> [Your task] Extract each line of the data and write it out again exactly.
··· Data for processing
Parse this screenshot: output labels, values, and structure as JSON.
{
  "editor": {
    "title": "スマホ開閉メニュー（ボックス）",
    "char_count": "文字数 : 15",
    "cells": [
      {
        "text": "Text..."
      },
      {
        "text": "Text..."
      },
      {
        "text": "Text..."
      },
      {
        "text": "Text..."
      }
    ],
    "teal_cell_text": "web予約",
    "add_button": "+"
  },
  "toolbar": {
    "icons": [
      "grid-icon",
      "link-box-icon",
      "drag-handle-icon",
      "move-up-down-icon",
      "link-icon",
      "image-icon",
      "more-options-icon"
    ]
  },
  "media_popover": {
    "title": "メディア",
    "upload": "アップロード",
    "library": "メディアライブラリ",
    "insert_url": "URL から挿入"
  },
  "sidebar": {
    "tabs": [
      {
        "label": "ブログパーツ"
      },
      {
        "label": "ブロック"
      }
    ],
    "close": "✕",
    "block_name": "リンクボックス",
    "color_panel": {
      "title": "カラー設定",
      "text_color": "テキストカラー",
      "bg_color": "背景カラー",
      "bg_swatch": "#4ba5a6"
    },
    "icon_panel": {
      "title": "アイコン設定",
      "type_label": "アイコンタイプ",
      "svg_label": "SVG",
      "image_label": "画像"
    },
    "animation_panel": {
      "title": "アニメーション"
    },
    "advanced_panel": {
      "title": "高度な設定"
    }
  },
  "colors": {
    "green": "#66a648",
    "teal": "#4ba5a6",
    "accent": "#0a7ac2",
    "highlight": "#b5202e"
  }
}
······
> [Finished task]
Parse this screenshot: output labels, values, and structure as JSON.
{
  "editor": {
    "title": "スマホ開閉メニュー（ボックス）",
    "char_count": "文字数 : 15",
    "cells": [
      {
        "text": "Text..."
      },
      {
        "text": "Text..."
      },
      {
        "text": "Text..."
      },
      {
        "text": "Text..."
      }
    ],
    "teal_cell_text": "web予約",
    "add_button": "+"
  },
  "toolbar": {
    "icons": [
      "grid-icon",
      "link-box-icon",
      "drag-handle-icon",
      "move-up-down-icon",
      "link-icon",
      "image-icon",
      "more-options-icon"
    ]
  },
  "media_popover": {
    "title": "メディア",
    "upload": "アップロード",
    "library": "メディアライブラリ",
    "insert_url": "URL から挿入"
  },
  "sidebar": {
    "tabs": [
      {
        "label": "ブログパーツ"
      },
      {
        "label": "ブロック"
      }
    ],
    "close": "✕",
    "block_name": "リンクボックス",
    "color_panel": {
      "title": "カラー設定",
      "text_color": "テキストカラー",
      "bg_color": "背景カラー",
      "bg_swatch": "#4ba5a6"
    },
    "icon_panel": {
      "title": "アイコン設定",
      "type_label": "アイコンタイプ",
      "svg_label": "SVG",
      "image_label": "画像"
    },
    "animation_panel": {
      "title": "アニメーション"
    },
    "advanced_panel": {
      "title": "高度な設定"
    }
  },
  "colors": {
    "green": "#66a648",
    "teal": "#4ba5a6",
    "accent": "#0a7ac2",
    "highlight": "#b5202e"
  }
}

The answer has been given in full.